Supplied records start

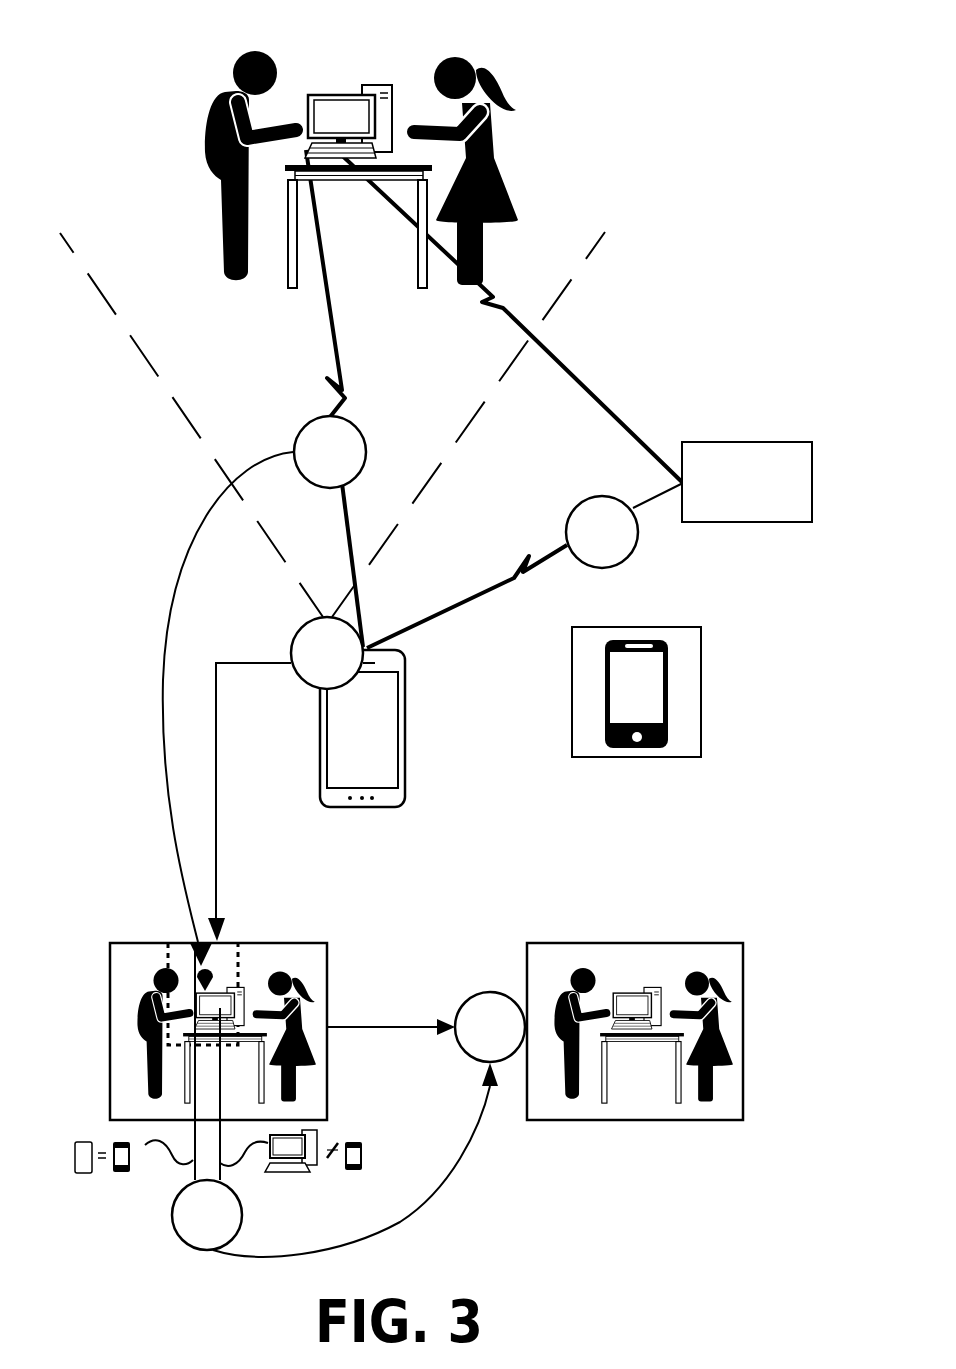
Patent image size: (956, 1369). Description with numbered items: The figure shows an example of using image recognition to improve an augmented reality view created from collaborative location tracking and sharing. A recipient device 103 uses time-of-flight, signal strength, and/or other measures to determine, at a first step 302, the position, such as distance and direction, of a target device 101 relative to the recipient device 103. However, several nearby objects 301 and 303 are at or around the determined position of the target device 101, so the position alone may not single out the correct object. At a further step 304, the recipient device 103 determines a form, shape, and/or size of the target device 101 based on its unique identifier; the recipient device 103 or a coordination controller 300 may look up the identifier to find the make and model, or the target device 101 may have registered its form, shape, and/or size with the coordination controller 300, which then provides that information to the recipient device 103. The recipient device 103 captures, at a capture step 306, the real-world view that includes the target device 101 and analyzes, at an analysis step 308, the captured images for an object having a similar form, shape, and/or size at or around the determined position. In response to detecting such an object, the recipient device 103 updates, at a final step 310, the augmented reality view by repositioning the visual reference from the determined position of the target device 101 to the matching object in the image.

The target device 101 is at (300, 130).
The recipient device 103 is at (362, 744).
The coordination controller 300 is at (747, 482).
The nearby object 301 is at (343, 95).
The position determination step 302 is at (330, 452).
The nearby object 303 is at (396, 118).
The form determination step 304 is at (642, 627).
The capture step 306 is at (327, 653).
The image analysis step 308 is at (207, 1215).
The augmented reality update step 310 is at (490, 1027).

Supplied records end

The task >> Rewrite all of the lines above, renaming "image recognition" to "visual recognition" and leaving everything else unchanged. Omit the pictures from your answer.

Answer in full >>
Patent image size: (956, 1369). Description with numbered items: The figure shows an example of using visual recognition to improve an augmented reality view created from collaborative location tracking and sharing. A recipient device 103 uses time-of-flight, signal strength, and/or other measures to determine, at a first step 302, the position, such as distance and direction, of a target device 101 relative to the recipient device 103. However, several nearby objects 301 and 303 are at or around the determined position of the target device 101, so the position alone may not single out the correct object. At a further step 304, the recipient device 103 determines a form, shape, and/or size of the target device 101 based on its unique identifier; the recipient device 103 or a coordination controller 300 may look up the identifier to find the make and model, or the target device 101 may have registered its form, shape, and/or size with the coordination controller 300, which then provides that information to the recipient device 103. The recipient device 103 captures, at a capture step 306, the real-world view that includes the target device 101 and analyzes, at an analysis step 308, the captured images for an object having a similar form, shape, and/or size at or around the determined position. In response to detecting such an object, the recipient device 103 updates, at a final step 310, the augmented reality view by repositioning the visual reference from the determined position of the target device 101 to the matching object in the image.

The target device 101 is at (300, 130).
The recipient device 103 is at (362, 744).
The coordination controller 300 is at (747, 482).
The nearby object 301 is at (343, 95).
The position determination step 302 is at (330, 452).
The nearby object 303 is at (396, 118).
The form determination step 304 is at (642, 627).
The capture step 306 is at (327, 653).
The image analysis step 308 is at (207, 1215).
The augmented reality update step 310 is at (490, 1027).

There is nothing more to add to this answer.